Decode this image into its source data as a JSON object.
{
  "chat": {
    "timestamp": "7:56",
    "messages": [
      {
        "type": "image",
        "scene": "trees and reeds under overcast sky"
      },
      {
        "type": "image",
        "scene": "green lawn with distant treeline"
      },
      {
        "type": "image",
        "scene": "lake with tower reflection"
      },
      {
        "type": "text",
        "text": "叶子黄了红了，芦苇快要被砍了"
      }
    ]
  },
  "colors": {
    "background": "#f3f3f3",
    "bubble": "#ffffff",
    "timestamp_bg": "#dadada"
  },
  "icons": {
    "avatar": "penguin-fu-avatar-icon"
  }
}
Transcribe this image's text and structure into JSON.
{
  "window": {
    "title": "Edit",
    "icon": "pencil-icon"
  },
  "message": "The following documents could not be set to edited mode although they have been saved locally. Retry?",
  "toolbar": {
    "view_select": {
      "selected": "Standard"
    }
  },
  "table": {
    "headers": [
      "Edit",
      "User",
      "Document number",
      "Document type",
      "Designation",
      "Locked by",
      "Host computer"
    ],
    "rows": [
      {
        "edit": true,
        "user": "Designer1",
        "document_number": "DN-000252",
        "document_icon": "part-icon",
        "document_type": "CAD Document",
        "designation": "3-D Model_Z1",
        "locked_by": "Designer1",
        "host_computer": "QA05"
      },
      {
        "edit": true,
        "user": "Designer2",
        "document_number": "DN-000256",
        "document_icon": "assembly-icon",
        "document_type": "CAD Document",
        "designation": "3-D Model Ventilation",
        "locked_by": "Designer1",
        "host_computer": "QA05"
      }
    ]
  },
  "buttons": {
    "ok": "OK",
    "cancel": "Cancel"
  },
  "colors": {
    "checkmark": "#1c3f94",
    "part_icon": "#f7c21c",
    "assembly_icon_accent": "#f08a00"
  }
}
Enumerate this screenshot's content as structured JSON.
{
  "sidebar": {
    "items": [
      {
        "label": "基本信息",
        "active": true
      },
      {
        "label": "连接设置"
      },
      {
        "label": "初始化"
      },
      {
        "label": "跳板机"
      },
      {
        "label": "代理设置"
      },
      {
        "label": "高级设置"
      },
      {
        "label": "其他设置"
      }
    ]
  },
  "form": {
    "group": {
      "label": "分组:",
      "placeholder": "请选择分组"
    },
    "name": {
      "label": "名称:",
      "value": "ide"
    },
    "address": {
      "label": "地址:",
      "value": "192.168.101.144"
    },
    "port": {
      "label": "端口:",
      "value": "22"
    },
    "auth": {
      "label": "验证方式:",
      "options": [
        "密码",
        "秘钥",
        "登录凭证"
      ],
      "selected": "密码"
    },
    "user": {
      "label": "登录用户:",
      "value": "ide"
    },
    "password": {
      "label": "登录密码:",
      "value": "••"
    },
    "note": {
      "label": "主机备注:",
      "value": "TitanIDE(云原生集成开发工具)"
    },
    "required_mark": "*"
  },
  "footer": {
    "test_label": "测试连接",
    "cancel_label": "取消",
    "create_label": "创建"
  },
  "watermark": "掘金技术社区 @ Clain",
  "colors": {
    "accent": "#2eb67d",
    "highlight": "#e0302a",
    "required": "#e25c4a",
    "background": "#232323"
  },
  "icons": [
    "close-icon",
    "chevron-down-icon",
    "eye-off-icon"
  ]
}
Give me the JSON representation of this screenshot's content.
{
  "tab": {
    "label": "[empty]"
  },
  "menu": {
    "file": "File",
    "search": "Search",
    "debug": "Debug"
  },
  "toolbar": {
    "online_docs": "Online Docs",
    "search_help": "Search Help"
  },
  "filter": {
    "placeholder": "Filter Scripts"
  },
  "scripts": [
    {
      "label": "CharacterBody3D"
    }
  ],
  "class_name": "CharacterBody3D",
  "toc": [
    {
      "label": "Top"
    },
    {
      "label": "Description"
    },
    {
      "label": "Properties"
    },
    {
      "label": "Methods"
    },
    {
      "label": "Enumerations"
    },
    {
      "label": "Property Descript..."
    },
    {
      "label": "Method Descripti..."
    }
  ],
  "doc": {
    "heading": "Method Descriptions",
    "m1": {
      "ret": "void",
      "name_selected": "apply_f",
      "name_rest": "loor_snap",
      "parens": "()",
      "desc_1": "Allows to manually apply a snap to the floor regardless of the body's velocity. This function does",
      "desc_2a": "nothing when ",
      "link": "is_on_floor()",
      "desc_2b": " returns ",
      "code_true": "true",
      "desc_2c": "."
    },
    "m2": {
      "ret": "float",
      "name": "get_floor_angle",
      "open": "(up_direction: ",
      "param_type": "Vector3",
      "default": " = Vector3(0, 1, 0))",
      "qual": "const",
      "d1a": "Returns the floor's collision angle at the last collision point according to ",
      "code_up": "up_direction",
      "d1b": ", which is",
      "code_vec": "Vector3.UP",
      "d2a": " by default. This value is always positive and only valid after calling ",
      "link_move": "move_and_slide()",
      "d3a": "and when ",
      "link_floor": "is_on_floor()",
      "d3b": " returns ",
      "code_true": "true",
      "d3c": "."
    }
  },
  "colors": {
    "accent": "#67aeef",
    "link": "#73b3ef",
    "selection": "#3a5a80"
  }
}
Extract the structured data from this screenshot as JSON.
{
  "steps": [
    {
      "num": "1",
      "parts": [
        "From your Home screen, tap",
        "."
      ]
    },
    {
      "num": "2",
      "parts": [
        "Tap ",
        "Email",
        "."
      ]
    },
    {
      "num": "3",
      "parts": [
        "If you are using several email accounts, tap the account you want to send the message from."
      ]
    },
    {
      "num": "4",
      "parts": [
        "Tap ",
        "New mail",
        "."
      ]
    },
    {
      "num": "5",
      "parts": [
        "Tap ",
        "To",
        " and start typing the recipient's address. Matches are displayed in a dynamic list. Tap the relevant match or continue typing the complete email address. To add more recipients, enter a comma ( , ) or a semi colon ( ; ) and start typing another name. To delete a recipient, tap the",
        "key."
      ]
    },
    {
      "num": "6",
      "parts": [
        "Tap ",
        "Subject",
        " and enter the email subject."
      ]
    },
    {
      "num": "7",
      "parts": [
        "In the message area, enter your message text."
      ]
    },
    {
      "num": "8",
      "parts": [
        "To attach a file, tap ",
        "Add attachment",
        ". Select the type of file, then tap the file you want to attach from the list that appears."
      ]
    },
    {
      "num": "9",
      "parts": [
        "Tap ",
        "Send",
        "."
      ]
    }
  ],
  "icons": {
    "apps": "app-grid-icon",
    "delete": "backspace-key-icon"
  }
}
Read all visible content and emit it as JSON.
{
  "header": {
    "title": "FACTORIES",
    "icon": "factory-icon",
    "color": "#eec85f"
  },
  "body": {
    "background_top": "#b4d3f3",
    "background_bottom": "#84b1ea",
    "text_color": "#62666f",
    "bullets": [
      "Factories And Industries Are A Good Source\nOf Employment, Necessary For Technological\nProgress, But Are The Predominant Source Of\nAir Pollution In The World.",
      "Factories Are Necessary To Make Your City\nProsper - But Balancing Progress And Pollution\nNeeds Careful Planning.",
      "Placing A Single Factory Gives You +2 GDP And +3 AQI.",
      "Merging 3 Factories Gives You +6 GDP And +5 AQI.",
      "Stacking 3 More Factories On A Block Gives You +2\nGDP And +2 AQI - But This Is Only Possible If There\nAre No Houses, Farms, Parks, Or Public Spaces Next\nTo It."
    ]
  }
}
········
Within the listing above, copy each line that has the string "content".

Enumerate this screenshot's content as structured JSON.
Give me the JSON representation of this screenshot's content.
Read all visible content and emit it as JSON.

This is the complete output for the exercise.